## Assigned task
In the entries below, find every line holding the string "CAUSAL" and collect it.

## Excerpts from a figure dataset
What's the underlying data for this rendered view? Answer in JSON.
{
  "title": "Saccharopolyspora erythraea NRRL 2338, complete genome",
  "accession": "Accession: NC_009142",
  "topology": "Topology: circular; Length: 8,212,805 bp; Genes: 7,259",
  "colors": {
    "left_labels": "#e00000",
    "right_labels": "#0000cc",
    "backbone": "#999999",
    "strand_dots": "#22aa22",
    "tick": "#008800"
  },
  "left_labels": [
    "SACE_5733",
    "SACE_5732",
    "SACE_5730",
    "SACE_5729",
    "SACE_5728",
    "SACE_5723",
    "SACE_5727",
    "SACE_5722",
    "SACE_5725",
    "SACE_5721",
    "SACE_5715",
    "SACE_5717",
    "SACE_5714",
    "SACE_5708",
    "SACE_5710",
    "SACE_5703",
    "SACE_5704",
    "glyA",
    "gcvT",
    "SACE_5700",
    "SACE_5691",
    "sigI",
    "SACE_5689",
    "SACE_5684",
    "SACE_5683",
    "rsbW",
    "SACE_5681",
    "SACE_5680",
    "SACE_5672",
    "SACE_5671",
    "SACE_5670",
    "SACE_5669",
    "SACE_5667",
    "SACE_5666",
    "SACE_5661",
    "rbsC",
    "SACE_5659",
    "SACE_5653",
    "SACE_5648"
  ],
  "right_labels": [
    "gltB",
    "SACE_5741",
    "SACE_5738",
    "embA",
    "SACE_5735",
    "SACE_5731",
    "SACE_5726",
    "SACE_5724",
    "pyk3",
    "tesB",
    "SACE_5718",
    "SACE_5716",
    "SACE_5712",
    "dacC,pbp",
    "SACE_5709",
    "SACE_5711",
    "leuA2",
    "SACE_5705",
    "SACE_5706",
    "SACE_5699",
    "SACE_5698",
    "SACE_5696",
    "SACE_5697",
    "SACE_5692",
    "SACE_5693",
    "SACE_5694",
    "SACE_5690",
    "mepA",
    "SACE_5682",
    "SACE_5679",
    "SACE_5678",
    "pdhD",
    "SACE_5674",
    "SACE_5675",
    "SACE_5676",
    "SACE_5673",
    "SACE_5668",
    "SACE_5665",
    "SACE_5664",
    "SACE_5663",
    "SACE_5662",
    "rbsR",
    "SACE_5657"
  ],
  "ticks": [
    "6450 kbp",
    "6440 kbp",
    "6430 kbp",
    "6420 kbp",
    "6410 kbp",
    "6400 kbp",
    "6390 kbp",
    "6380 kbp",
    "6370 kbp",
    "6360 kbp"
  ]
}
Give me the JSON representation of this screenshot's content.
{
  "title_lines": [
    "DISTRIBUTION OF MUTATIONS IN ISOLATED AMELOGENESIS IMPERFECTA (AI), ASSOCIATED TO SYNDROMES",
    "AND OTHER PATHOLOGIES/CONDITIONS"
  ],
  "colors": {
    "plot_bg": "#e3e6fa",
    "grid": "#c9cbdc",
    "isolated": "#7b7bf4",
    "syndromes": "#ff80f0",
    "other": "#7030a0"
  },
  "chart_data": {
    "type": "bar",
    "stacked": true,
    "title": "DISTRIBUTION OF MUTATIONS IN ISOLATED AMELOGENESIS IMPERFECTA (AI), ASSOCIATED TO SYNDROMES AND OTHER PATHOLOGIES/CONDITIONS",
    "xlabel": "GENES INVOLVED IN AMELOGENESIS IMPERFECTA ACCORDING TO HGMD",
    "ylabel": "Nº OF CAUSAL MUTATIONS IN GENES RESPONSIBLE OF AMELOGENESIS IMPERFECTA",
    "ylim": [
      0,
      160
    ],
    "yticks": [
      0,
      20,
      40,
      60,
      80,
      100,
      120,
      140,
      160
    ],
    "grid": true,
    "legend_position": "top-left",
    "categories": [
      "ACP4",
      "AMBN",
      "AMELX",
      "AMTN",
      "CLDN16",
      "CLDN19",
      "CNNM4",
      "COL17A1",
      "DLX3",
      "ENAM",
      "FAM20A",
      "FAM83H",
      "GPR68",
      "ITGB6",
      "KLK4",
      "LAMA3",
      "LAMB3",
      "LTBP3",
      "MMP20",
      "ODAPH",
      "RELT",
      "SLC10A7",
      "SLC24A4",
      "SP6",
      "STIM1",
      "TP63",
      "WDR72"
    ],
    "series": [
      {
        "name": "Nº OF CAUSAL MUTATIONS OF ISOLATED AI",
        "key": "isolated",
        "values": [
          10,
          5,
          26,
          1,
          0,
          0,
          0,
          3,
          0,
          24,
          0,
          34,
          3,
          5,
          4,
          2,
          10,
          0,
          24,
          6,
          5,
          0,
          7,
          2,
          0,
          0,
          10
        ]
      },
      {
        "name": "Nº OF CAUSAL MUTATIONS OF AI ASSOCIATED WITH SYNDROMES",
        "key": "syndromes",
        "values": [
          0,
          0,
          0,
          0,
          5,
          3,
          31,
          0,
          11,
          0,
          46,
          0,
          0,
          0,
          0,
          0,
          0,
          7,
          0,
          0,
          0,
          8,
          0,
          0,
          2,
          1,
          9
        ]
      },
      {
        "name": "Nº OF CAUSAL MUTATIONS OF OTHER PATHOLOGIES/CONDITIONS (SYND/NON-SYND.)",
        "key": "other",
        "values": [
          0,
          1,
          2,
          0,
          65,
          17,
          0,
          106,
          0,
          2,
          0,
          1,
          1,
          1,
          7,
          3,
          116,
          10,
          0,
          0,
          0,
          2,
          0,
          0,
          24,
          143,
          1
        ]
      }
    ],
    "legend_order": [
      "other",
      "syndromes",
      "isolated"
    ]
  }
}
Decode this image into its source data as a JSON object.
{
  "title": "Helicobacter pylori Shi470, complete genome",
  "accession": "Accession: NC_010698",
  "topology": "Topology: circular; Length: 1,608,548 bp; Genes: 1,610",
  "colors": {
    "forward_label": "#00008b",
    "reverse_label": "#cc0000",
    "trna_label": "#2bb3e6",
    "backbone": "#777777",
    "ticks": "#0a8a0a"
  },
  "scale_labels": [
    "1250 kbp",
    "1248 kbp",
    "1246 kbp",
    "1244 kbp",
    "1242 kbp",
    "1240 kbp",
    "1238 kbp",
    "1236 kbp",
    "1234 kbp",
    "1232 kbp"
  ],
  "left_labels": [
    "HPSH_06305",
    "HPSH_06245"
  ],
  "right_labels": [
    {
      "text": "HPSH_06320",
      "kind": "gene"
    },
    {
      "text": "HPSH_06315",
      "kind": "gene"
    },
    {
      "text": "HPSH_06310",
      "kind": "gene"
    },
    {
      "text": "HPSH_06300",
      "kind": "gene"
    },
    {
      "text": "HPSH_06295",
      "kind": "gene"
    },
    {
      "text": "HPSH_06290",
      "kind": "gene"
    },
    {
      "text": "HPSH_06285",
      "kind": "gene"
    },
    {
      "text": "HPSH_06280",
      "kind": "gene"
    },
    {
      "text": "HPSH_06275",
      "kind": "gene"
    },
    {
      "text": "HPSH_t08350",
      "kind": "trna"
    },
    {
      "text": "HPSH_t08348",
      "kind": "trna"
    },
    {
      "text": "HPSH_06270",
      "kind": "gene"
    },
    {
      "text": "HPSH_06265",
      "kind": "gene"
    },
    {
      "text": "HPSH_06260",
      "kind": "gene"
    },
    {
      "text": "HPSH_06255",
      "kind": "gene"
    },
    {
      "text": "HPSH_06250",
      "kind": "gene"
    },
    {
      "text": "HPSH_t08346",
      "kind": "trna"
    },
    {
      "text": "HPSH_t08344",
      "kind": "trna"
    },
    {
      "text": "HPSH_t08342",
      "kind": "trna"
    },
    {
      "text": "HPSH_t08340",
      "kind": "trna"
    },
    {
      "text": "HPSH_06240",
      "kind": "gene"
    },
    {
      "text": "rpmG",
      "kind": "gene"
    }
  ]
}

## Solution
    "ylabel": "Nº OF CAUSAL MUTATIONS IN GENES RESPONSIBLE OF AMELOGENESIS IMPERFECTA",
        "name": "Nº OF CAUSAL MUTATIONS OF ISOLATED AI",
        "name": "Nº OF CAUSAL MUTATIONS OF AI ASSOCIATED WITH SYNDROMES",
        "name": "Nº OF CAUSAL MUTATIONS OF OTHER PATHOLOGIES/CONDITIONS (SYND/NON-SYND.)",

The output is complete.